▸ GIVEN INSTRUCTION
Locate the lines that hold the string "диагностики". Copy every such line.

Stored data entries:
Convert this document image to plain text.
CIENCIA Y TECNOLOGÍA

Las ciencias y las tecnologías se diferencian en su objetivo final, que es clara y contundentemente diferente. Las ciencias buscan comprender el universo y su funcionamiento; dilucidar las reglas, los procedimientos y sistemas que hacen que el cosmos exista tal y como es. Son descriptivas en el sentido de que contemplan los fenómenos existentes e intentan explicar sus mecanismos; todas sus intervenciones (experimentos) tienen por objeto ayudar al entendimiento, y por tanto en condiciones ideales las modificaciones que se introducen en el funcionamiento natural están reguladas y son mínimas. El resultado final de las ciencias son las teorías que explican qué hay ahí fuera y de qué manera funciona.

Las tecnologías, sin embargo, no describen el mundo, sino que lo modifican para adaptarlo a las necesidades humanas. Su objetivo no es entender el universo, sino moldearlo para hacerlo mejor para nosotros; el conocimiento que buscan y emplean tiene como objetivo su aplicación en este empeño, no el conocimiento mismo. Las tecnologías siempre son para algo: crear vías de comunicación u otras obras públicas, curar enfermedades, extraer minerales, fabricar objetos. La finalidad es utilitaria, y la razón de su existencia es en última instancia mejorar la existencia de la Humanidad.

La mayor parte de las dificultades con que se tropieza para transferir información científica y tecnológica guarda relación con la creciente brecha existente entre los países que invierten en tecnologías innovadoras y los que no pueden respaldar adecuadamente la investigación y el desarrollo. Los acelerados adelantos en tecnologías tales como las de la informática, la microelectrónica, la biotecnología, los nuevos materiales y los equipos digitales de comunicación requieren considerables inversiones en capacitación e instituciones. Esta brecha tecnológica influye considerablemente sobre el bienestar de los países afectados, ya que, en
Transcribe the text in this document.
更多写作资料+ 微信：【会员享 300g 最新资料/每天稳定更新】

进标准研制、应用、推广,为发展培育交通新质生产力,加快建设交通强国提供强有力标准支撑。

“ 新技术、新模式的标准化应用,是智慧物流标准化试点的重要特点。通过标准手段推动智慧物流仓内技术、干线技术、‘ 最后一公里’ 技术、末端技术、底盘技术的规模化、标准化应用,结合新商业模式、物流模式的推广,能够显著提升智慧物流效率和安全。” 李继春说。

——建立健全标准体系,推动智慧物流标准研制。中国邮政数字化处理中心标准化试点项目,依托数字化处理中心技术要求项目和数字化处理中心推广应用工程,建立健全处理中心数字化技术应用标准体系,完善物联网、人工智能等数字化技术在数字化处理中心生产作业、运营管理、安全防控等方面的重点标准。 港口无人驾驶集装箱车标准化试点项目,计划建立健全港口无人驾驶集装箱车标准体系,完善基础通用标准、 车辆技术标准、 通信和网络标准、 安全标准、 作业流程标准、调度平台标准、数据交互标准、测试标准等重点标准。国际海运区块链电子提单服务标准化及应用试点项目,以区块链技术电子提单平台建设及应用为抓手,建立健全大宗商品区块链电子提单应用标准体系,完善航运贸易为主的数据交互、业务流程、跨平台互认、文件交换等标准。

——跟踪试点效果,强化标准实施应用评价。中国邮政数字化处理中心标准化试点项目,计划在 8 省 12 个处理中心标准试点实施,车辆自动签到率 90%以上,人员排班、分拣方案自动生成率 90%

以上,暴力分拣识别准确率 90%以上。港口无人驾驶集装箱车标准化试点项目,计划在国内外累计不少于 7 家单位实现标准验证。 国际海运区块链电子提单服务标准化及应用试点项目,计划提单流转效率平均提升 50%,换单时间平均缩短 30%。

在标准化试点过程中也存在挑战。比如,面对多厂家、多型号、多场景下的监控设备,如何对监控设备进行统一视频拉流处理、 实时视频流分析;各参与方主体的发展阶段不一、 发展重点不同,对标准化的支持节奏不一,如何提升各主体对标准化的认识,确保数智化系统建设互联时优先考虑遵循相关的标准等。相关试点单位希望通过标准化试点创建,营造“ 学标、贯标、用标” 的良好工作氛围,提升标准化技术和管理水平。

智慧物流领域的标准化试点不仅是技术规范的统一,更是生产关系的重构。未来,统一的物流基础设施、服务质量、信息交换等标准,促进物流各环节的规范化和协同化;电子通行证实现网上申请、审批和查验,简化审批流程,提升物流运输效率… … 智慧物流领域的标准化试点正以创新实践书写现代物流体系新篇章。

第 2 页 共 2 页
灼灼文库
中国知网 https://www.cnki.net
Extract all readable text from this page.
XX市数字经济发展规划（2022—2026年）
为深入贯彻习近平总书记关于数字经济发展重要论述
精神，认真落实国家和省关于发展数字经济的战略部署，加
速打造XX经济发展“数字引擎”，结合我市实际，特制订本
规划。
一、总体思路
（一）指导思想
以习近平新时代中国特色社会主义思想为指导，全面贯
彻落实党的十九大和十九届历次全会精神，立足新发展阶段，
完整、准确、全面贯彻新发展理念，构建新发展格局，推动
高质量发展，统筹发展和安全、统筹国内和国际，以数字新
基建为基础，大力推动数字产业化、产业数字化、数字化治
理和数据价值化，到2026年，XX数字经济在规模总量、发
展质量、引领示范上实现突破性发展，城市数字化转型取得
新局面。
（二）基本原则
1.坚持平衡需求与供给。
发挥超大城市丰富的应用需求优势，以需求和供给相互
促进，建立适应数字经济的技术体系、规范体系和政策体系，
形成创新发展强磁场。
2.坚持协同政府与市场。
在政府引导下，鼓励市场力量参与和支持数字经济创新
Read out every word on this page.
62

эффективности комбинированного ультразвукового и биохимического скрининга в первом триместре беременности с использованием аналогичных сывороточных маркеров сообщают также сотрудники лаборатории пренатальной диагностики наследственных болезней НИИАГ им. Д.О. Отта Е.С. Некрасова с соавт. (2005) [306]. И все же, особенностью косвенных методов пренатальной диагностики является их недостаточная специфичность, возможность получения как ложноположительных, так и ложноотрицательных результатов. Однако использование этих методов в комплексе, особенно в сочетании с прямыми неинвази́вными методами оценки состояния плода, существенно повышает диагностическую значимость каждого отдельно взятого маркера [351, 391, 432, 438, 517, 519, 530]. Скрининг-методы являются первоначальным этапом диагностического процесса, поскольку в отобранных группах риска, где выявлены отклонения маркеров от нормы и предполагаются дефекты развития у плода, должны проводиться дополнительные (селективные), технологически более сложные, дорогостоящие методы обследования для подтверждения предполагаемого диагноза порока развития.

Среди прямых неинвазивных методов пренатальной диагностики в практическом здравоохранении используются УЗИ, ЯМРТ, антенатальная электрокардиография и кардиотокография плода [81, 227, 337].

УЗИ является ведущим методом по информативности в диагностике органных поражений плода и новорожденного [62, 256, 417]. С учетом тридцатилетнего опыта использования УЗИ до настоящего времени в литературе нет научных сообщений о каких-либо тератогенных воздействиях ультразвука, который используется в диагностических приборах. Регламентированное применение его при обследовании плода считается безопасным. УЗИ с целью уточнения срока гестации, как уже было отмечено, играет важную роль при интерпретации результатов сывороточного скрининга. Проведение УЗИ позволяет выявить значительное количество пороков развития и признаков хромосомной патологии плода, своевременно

▸ FULL OUTPUT
эффективности комбинированного ультразвукового и биохимического скрининга в первом триместре беременности с использованием аналогичных сывороточных маркеров сообщают также сотрудники лаборатории пренатальной диагностики наследственных болезней НИИАГ им. Д.О. Отта Е.С. Некрасова с соавт. (2005) [306]. И все же, особенностью косвенных методов пренатальной диагностики является их недостаточная специфичность, возможность получения как ложноположительных, так и ложноотрицательных результатов. Однако использование этих методов в комплексе, особенно в сочетании с прямыми неинвази́вными методами оценки состояния плода, существенно повышает диагностическую значимость каждого отдельно взятого маркера [351, 391, 432, 438, 517, 519, 530]. Скрининг-методы являются первоначальным этапом диагностического процесса, поскольку в отобранных группах риска, где выявлены отклонения маркеров от нормы и предполагаются дефекты развития у плода, должны проводиться дополнительные (селективные), технологически более сложные, дорогостоящие методы обследования для подтверждения предполагаемого диагноза порока развития.
Среди прямых неинвазивных методов пренатальной диагностики в практическом здравоохранении используются УЗИ, ЯМРТ, антенатальная электрокардиография и кардиотокография плода [81, 227, 337].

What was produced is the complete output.